STATED GOAL - Every record should be repeated exactly, except that pictures are left out.

[Records from a data collection]
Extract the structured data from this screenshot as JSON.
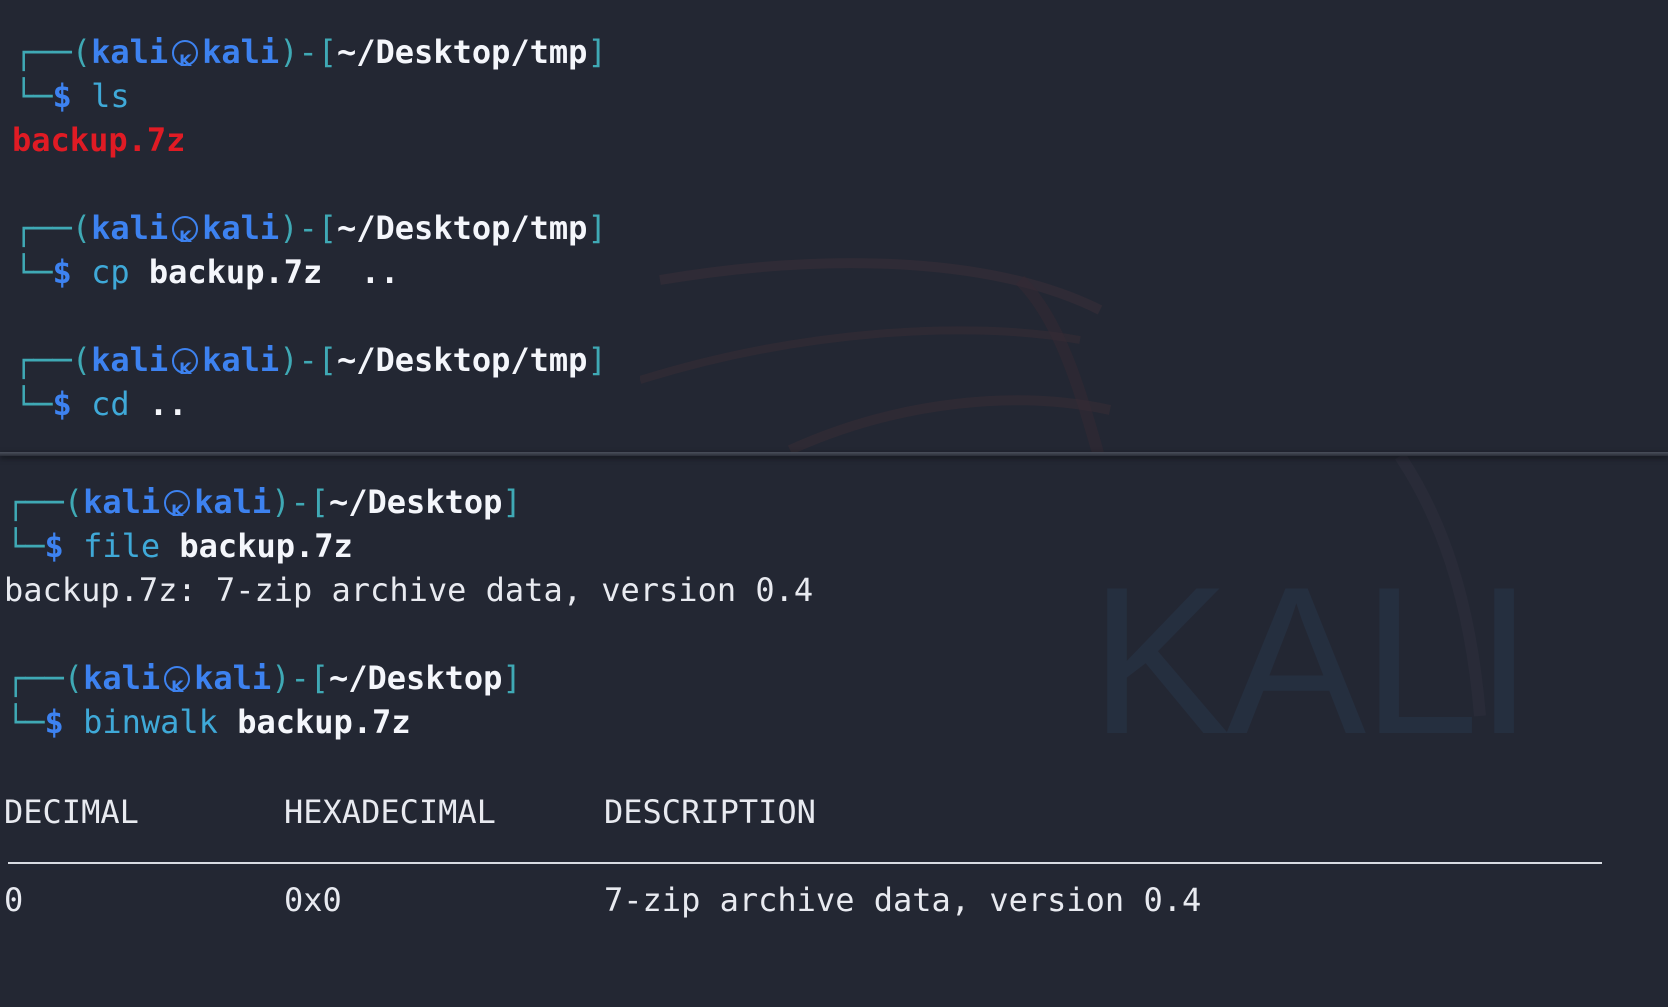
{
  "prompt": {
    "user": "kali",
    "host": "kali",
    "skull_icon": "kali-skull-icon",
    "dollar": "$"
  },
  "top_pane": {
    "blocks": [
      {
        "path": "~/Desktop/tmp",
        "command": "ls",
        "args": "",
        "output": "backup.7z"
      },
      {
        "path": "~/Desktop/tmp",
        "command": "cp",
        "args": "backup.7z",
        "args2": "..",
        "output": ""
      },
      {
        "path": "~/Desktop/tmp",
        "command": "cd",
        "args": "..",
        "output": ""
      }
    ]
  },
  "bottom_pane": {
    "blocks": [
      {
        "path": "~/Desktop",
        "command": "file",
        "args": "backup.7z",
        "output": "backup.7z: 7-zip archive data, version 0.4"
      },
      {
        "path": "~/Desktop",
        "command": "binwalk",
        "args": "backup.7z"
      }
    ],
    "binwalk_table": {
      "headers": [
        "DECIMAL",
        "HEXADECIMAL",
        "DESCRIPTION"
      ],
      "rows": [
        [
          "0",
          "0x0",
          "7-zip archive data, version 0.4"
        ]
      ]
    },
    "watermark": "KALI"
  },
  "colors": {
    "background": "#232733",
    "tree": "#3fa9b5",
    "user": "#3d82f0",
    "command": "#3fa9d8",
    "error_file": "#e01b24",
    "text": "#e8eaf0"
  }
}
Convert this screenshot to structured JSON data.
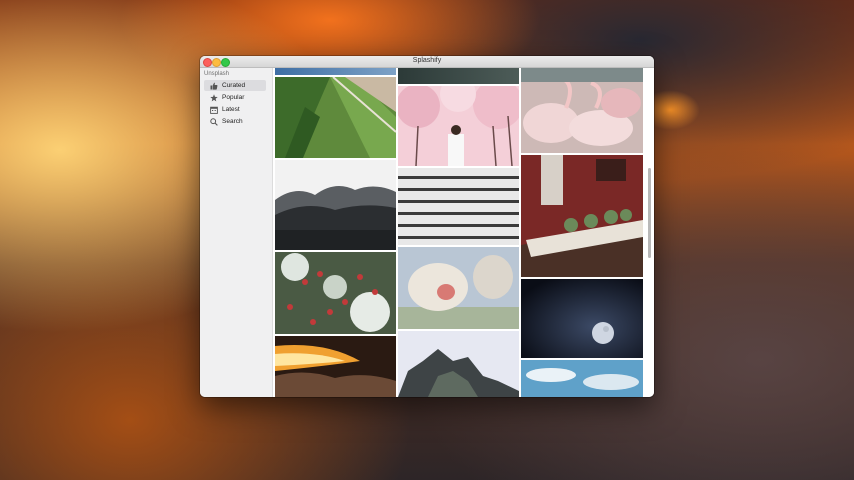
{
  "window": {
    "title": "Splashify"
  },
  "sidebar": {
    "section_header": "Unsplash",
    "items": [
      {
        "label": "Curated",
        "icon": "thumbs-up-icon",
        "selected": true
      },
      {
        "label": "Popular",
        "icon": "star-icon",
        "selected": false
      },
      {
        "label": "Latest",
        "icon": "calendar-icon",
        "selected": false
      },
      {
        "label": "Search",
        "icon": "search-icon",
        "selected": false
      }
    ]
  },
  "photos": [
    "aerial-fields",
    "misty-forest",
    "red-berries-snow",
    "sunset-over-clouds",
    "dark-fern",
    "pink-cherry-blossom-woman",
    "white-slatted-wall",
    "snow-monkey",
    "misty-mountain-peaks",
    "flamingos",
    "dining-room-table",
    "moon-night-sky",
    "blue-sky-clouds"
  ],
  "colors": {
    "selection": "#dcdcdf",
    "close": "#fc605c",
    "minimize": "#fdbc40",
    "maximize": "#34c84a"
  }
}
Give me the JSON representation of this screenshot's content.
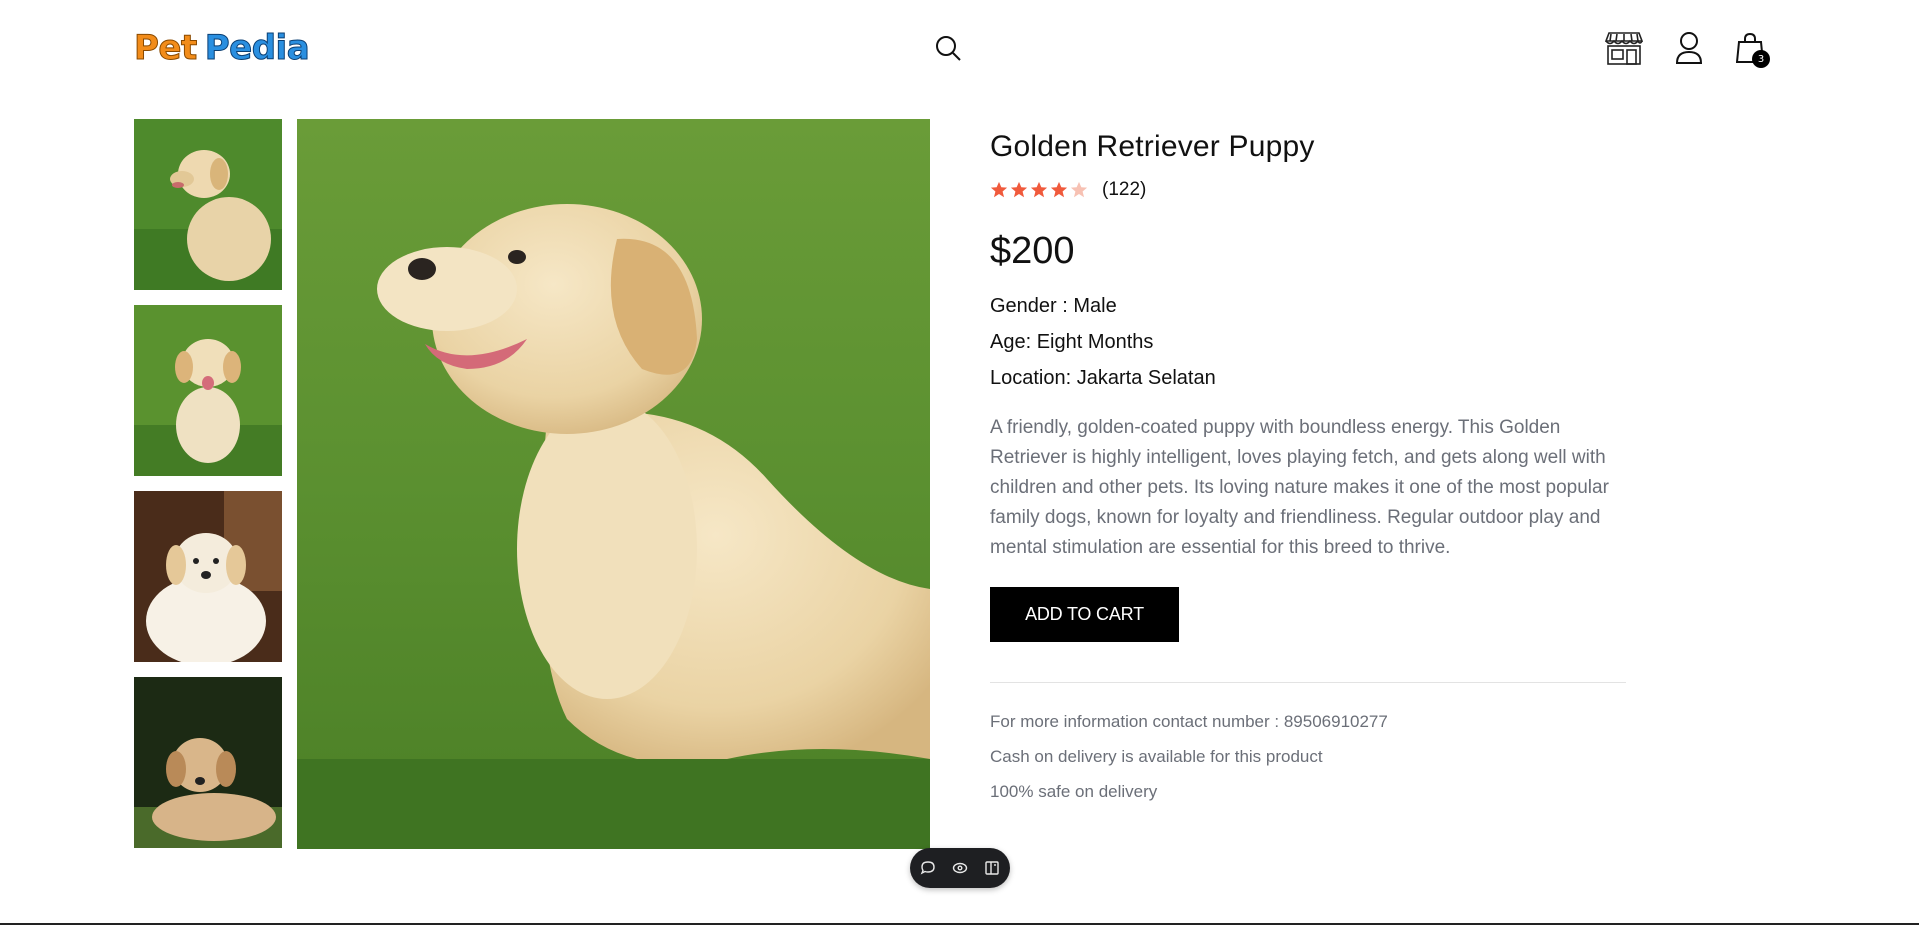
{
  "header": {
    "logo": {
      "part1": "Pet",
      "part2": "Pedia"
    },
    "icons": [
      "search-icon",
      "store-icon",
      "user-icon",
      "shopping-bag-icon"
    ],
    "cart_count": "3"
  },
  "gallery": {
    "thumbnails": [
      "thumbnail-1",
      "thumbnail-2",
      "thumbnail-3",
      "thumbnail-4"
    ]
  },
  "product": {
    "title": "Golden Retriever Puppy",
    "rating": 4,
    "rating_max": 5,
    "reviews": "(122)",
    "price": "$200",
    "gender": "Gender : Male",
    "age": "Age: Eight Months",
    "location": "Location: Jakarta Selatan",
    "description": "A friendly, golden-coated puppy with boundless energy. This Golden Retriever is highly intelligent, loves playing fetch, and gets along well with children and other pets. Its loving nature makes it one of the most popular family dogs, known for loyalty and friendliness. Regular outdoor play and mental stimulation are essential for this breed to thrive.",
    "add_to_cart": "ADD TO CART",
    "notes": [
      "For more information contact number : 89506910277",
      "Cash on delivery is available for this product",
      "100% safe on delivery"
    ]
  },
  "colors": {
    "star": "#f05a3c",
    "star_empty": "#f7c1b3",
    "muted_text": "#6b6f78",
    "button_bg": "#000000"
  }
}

THE RESULT -
Extract the structured data from this screenshot as JSON.
{
  "prompt": {
    "user": "kali",
    "host": "kali",
    "skull_icon": "kali-skull-icon",
    "dollar": "$"
  },
  "top_pane": {
    "blocks": [
      {
        "path": "~/Desktop/tmp",
        "command": "ls",
        "args": "",
        "output": "backup.7z"
      },
      {
        "path": "~/Desktop/tmp",
        "command": "cp",
        "args": "backup.7z",
        "args2": "..",
        "output": ""
      },
      {
        "path": "~/Desktop/tmp",
        "command": "cd",
        "args": "..",
        "output": ""
      }
    ]
  },
  "bottom_pane": {
    "blocks": [
      {
        "path": "~/Desktop",
        "command": "file",
        "args": "backup.7z",
        "output": "backup.7z: 7-zip archive data, version 0.4"
      },
      {
        "path": "~/Desktop",
        "command": "binwalk",
        "args": "backup.7z"
      }
    ],
    "binwalk_table": {
      "headers": [
        "DECIMAL",
        "HEXADECIMAL",
        "DESCRIPTION"
      ],
      "rows": [
        [
          "0",
          "0x0",
          "7-zip archive data, version 0.4"
        ]
      ]
    },
    "watermark": "KALI"
  },
  "colors": {
    "background": "#232733",
    "tree": "#3fa9b5",
    "user": "#3d82f0",
    "command": "#3fa9d8",
    "error_file": "#e01b24",
    "text": "#e8eaf0"
  }
}
Convert this screenshot to structured JSON data.
{
  "window": {
    "title": "Splashify"
  },
  "sidebar": {
    "section_header": "Unsplash",
    "items": [
      {
        "label": "Curated",
        "icon": "thumbs-up-icon",
        "selected": true
      },
      {
        "label": "Popular",
        "icon": "star-icon",
        "selected": false
      },
      {
        "label": "Latest",
        "icon": "calendar-icon",
        "selected": false
      },
      {
        "label": "Search",
        "icon": "search-icon",
        "selected": false
      }
    ]
  },
  "photos": [
    "aerial-fields",
    "misty-forest",
    "red-berries-snow",
    "sunset-over-clouds",
    "dark-fern",
    "pink-cherry-blossom-woman",
    "white-slatted-wall",
    "snow-monkey",
    "misty-mountain-peaks",
    "flamingos",
    "dining-room-table",
    "moon-night-sky",
    "blue-sky-clouds"
  ],
  "colors": {
    "selection": "#dcdcdf",
    "close": "#fc605c",
    "minimize": "#fdbc40",
    "maximize": "#34c84a"
  }
}
Give me the JSON representation of this screenshot's content.
{
  "header": {
    "logo": {
      "part1": "Pet",
      "part2": "Pedia"
    },
    "icons": [
      "search-icon",
      "store-icon",
      "user-icon",
      "shopping-bag-icon"
    ],
    "cart_count": "3"
  },
  "gallery": {
    "thumbnails": [
      "thumbnail-1",
      "thumbnail-2",
      "thumbnail-3",
      "thumbnail-4"
    ]
  },
  "product": {
    "title": "Golden Retriever Puppy",
    "rating": 4,
    "rating_max": 5,
    "reviews": "(122)",
    "price": "$200",
    "gender": "Gender : Male",
    "age": "Age: Eight Months",
    "location": "Location: Jakarta Selatan",
    "description": "A friendly, golden-coated puppy with boundless energy. This Golden Retriever is highly intelligent, loves playing fetch, and gets along well with children and other pets. Its loving nature makes it one of the most popular family dogs, known for loyalty and friendliness. Regular outdoor play and mental stimulation are essential for this breed to thrive.",
    "add_to_cart": "ADD TO CART",
    "notes": [
      "For more information contact number : 89506910277",
      "Cash on delivery is available for this product",
      "100% safe on delivery"
    ]
  },
  "colors": {
    "star": "#f05a3c",
    "star_empty": "#f7c1b3",
    "muted_text": "#6b6f78",
    "button_bg": "#000000"
  }
}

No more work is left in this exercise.